**GIVEN PROBLEM**
Your task is to give the number of lines in the listing that include "docente", and nothing else.

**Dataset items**
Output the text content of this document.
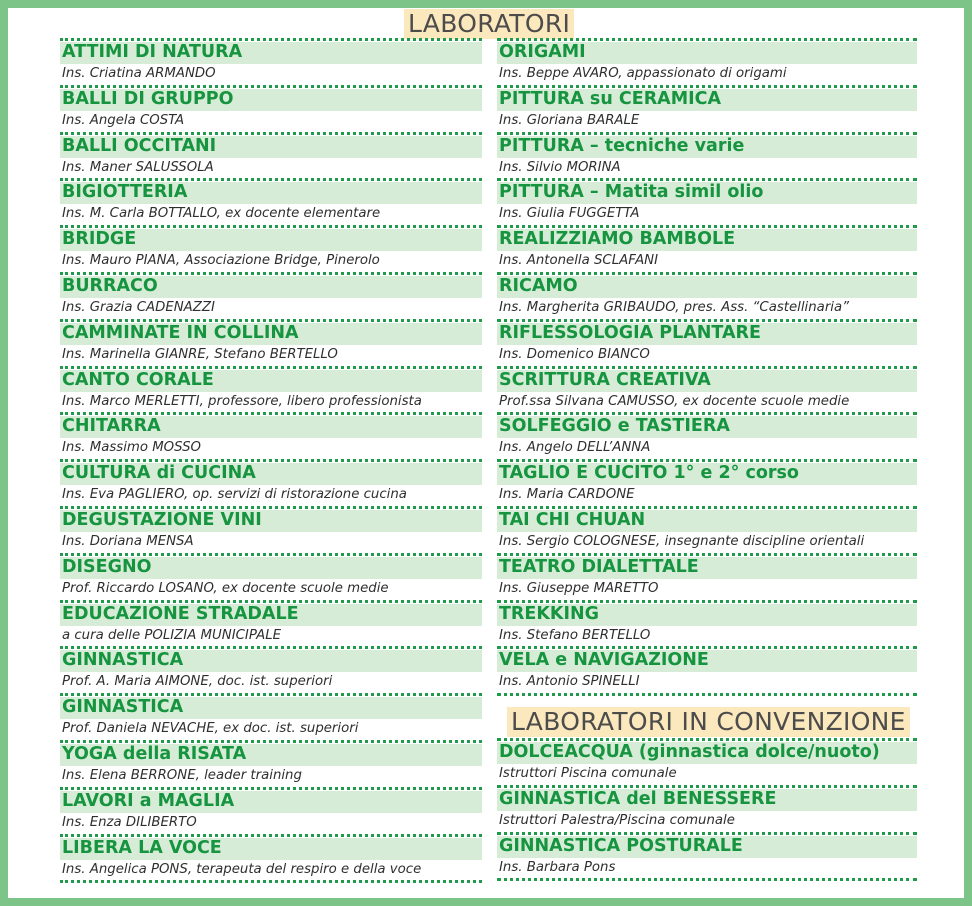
LABORATORI
ATTIMI DI NATURA
Ins. Criatina ARMANDO
BALLI DI GRUPPO
Ins. Angela COSTA
BALLI OCCITANI
Ins. Maner SALUSSOLA
BIGIOTTERIA
Ins. M. Carla BOTTALLO, ex docente elementare
BRIDGE
Ins. Mauro PIANA, Associazione Bridge, Pinerolo
BURRACO
Ins. Grazia CADENAZZI
CAMMINATE IN COLLINA
Ins. Marinella GIANRE, Stefano BERTELLO
CANTO CORALE
Ins. Marco MERLETTI, professore, libero professionista
CHITARRA
Ins. Massimo MOSSO
CULTURA di CUCINA
Ins. Eva PAGLIERO, op. servizi di ristorazione cucina
DEGUSTAZIONE VINI
Ins. Doriana MENSA
DISEGNO
Prof. Riccardo LOSANO, ex docente scuole medie
EDUCAZIONE STRADALE
a cura delle POLIZIA MUNICIPALE
GINNASTICA
Prof. A. Maria AIMONE, doc. ist. superiori
GINNASTICA
Prof. Daniela NEVACHE, ex doc. ist. superiori
YOGA della RISATA
Ins. Elena BERRONE, leader training
LAVORI a MAGLIA
Ins. Enza DILIBERTO
LIBERA LA VOCE
Ins. Angelica PONS, terapeuta del respiro e della voce
ORIGAMI
Ins. Beppe AVARO, appassionato di origami
PITTURA su CERAMICA
Ins. Gloriana BARALE
PITTURA – tecniche varie
Ins. Silvio MORINA
PITTURA – Matita simil olio
Ins. Giulia FUGGETTA
REALIZZIAMO BAMBOLE
Ins. Antonella SCLAFANI
RICAMO
Ins. Margherita GRIBAUDO, pres. Ass. “Castellinaria”
RIFLESSOLOGIA PLANTARE
Ins. Domenico BIANCO
SCRITTURA CREATIVA
Prof.ssa Silvana CAMUSSO, ex docente scuole medie
SOLFEGGIO e TASTIERA
Ins. Angelo DELL’ANNA
TAGLIO E CUCITO 1° e 2° corso
Ins. Maria CARDONE
TAI CHI CHUAN
Ins. Sergio COLOGNESE, insegnante discipline orientali
TEATRO DIALETTALE
Ins. Giuseppe MARETTO
TREKKING
Ins. Stefano BERTELLO
VELA e NAVIGAZIONE
Ins. Antonio SPINELLI
LABORATORI IN CONVENZIONE
DOLCEACQUA (ginnastica dolce/nuoto)
Istruttori Piscina comunale
GINNASTICA del BENESSERE
Istruttori Palestra/Piscina comunale
GINNASTICA POSTURALE
Ins. Barbara Pons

**THE RESULT**
3